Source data

:::::

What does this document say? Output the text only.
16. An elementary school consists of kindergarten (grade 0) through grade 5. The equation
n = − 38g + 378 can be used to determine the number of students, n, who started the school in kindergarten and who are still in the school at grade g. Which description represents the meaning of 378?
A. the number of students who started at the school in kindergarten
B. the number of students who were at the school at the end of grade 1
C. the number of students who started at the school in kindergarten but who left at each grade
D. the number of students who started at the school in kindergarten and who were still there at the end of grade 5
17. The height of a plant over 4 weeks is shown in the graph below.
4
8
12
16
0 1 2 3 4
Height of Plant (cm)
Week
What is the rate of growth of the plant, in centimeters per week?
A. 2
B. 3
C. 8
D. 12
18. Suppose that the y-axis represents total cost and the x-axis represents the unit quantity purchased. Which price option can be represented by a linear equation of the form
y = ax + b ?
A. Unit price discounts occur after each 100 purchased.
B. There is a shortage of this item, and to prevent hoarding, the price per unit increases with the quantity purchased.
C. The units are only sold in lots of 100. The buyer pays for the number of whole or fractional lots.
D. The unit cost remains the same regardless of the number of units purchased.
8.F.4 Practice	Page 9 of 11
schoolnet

:::::

Copy every line from the records above that contains the word "cost".

◆ Solved exercise
18. Suppose that the y-axis represents total cost and the x-axis represents the unit quantity purchased. Which price option can be represented by a linear equation of the form
D. The unit cost remains the same regardless of the number of units purchased.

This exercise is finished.